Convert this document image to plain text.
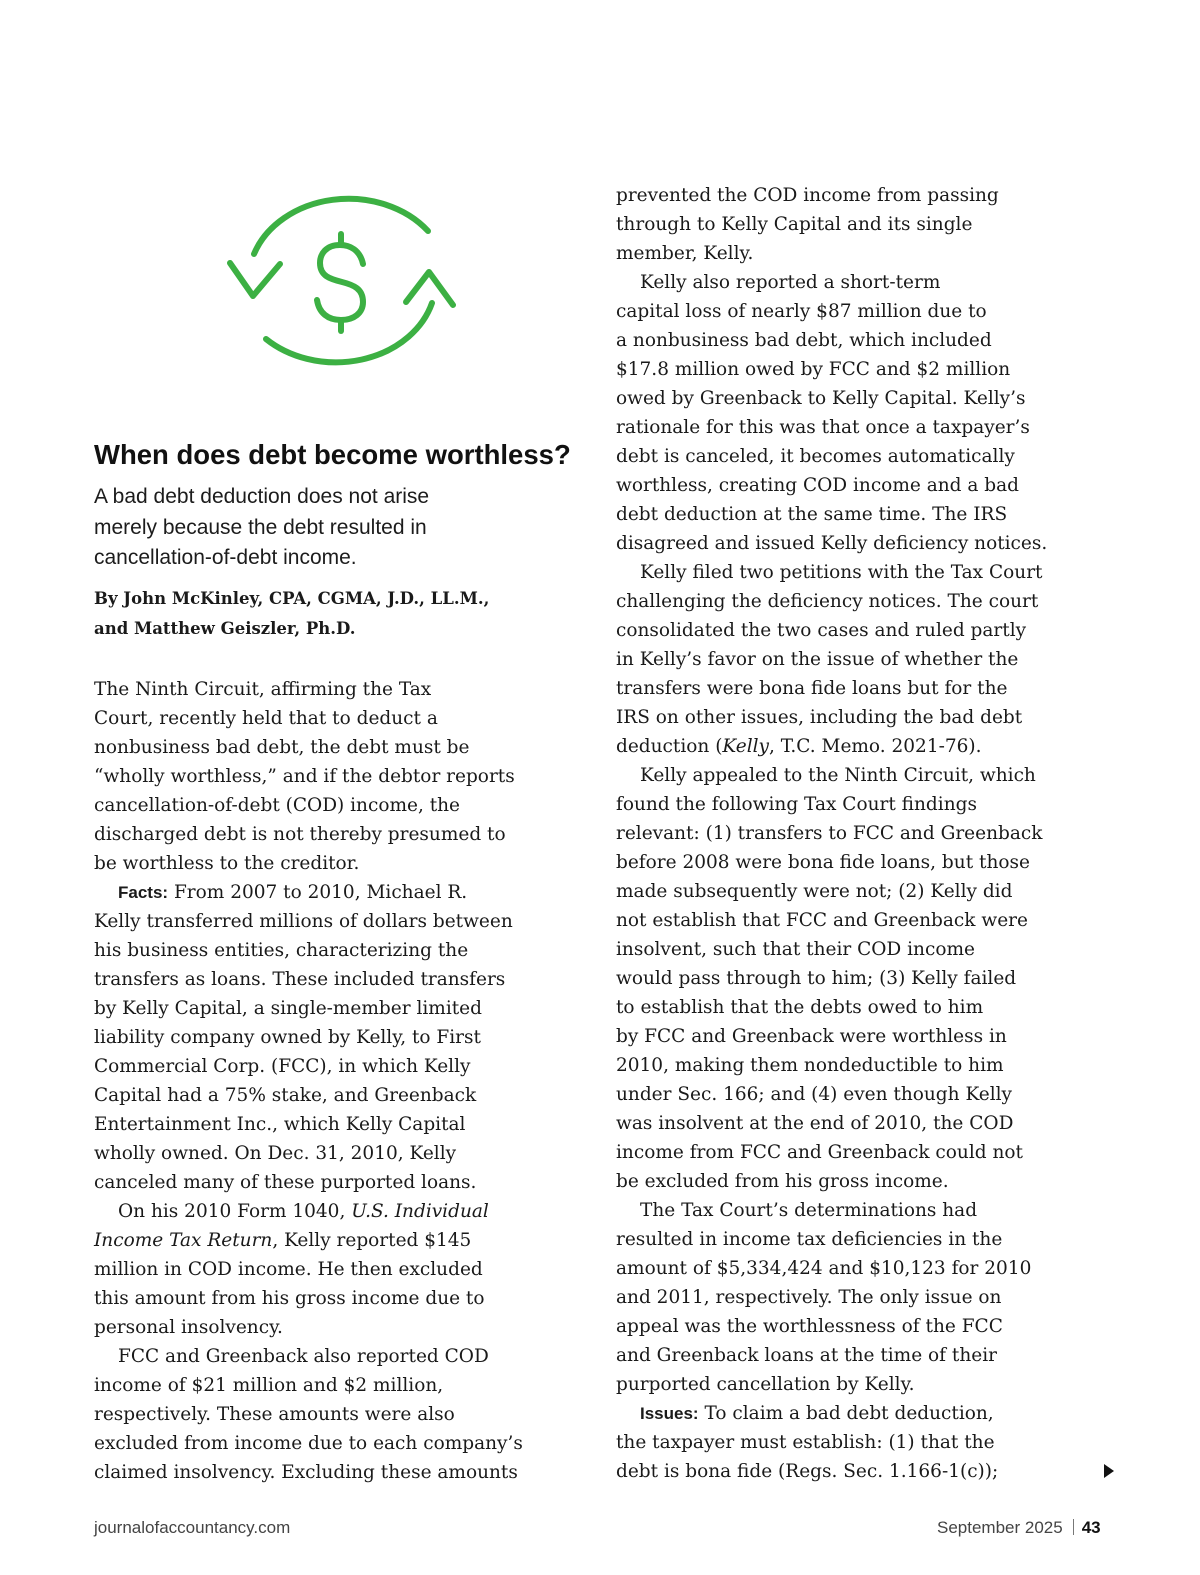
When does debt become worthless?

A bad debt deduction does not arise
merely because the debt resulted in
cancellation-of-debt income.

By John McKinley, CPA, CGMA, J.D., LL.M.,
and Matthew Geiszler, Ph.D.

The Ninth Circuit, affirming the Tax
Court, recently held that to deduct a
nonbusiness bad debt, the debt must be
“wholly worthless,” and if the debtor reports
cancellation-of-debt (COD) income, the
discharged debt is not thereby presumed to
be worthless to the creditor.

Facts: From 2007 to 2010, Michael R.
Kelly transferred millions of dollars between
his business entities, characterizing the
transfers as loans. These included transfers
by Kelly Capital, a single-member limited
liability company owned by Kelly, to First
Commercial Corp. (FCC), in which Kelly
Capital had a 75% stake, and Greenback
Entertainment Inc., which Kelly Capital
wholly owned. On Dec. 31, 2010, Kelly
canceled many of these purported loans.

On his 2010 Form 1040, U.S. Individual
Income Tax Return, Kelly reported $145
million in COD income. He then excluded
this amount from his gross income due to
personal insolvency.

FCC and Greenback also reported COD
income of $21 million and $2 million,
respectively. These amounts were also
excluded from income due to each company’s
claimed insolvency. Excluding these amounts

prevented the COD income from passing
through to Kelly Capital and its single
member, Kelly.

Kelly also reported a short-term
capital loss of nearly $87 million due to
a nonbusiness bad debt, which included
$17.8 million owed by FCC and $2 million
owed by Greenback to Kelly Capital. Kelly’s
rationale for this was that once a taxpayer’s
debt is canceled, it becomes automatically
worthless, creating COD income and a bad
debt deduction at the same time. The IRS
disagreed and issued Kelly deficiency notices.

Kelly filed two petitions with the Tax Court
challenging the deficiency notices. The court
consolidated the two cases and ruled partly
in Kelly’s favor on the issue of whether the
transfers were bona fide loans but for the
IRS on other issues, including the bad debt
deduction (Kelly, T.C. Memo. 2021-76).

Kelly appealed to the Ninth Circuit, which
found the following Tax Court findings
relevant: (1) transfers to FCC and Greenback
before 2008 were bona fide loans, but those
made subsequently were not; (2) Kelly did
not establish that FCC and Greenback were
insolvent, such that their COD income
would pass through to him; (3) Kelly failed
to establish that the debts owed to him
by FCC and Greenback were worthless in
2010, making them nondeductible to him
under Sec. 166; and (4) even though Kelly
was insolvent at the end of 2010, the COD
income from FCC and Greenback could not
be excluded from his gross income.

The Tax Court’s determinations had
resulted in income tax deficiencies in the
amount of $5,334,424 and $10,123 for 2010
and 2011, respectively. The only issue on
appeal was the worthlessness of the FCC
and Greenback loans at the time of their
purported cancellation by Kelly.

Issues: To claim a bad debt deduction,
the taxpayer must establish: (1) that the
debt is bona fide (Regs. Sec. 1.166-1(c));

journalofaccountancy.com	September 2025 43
--
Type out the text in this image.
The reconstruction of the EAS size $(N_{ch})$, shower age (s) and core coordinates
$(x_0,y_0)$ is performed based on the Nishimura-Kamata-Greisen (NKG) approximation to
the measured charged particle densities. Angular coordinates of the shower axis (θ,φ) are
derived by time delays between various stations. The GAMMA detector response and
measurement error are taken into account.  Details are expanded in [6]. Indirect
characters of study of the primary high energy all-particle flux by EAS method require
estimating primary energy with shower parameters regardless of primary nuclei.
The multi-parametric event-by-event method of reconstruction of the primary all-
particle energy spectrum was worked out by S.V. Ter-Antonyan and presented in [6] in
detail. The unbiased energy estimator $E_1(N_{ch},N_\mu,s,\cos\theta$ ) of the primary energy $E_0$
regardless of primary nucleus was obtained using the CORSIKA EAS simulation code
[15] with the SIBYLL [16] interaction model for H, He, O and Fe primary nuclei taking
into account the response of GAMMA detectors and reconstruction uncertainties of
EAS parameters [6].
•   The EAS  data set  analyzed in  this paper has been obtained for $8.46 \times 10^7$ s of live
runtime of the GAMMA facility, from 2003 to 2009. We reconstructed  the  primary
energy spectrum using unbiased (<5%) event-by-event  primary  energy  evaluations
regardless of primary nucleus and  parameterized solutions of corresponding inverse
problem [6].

=== AIM ===
Show all lines from the listing above in which "this" appears.

=== FINISHED ANSWER ===
Convert this document image to plain text.
this amount from his gross income due to
rationale for this was that once a taxpayer’s
Type out the text in this image.
•   The EAS  data set  analyzed in  this paper has been obtained for $8.46 \times 10^7$ s of live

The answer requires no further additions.